Check every line of the material below for "phthalate". Give the number of lines that have it, and only that.

Saved entries:
* START *

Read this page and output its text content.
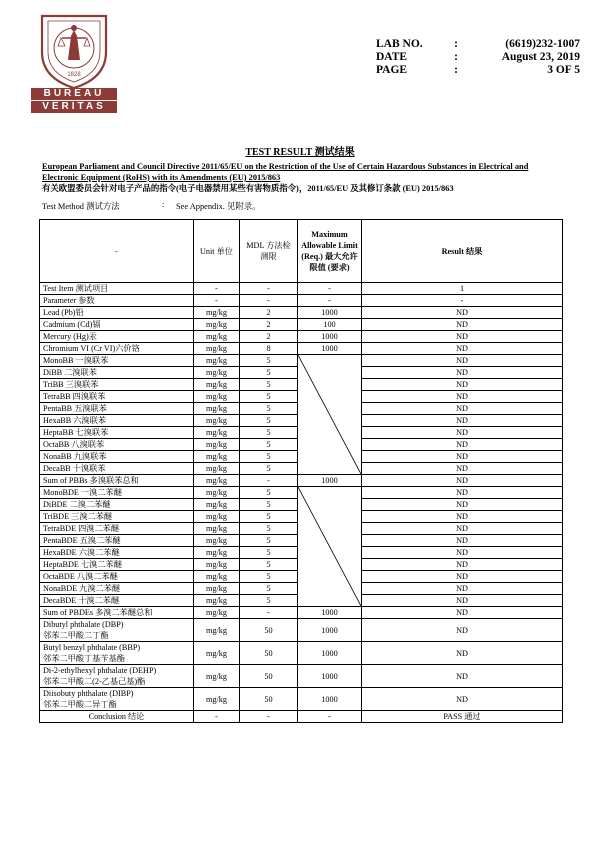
1828
BUREAU
VERITAS
LAB NO.	:	(6619)232-1007
DATE	:	August 23, 2019
PAGE	:	3 OF 5
TEST RESULT 测试结果
European Parliament and Council Directive 2011/65/EU on the Restriction of the Use of Certain Hazardous Substances in Electrical and Electronic Equipment (RoHS) with its Amendments (EU) 2015/863
有关欧盟委员会针对电子产品的指令(电子电器禁用某些有害物质指令)，2011/65/EU 及其修订条款 (EU) 2015/863
Test Method 测试方法	:	See Appendix. 见附录。
-	Unit 单位	MDL 方法检测限	Maximum Allowable Limit (Req.) 最大允许限值 (要求)	Result 结果
Test Item 测试项目	-	-	-	1
Parameter 参数	-	-	-	-
Lead (Pb)铅	mg/kg	2	1000	ND
Cadmium (Cd)镉	mg/kg	2	100	ND
Mercury (Hg)汞	mg/kg	2	1000	ND
Chromium VI (Cr VI)六价铬	mg/kg	8	1000	ND
MonoBB 一溴联苯	mg/kg	5		ND
DiBB 二溴联苯	mg/kg	5		ND
TriBB 三溴联苯	mg/kg	5		ND
TetraBB 四溴联苯	mg/kg	5		ND
PentaBB 五溴联苯	mg/kg	5		ND
HexaBB 六溴联苯	mg/kg	5		ND
HeptaBB 七溴联苯	mg/kg	5		ND
OctaBB 八溴联苯	mg/kg	5		ND
NonaBB 九溴联苯	mg/kg	5		ND
DecaBB 十溴联苯	mg/kg	5		ND
Sum of PBBs 多溴联苯总和	mg/kg	-	1000	ND
MonoBDE 一溴二苯醚	mg/kg	5		ND
DiBDE 二溴二苯醚	mg/kg	5		ND
TriBDE 三溴二苯醚	mg/kg	5		ND
TetraBDE 四溴二苯醚	mg/kg	5		ND
PentaBDE 五溴二苯醚	mg/kg	5		ND
HexaBDE 六溴二苯醚	mg/kg	5		ND
HeptaBDE 七溴二苯醚	mg/kg	5		ND
OctaBDE 八溴二苯醚	mg/kg	5		ND
NonaBDE 九溴二苯醚	mg/kg	5		ND
DecaBDE 十溴二苯醚	mg/kg	5		ND
Sum of PBDEs 多溴二苯醚总和	mg/kg	-	1000	ND
Dibutyl phthalate (DBP)
邻苯二甲酸二丁酯	mg/kg	50	1000	ND
Butyl benzyl phthalate (BBP)
邻苯二甲酸丁基苄基酯	mg/kg	50	1000	ND
Di-2-ethylhexyl phthalate (DEHP)
邻苯二甲酸二(2-乙基己基)酯	mg/kg	50	1000	ND
Diisobuty phthalate (DIBP)
邻苯二甲酸二异丁酯	mg/kg	50	1000	ND
Conclusion 结论	-	-	-	PASS 通过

* END *

__EXERCISE OUTPUT__:
4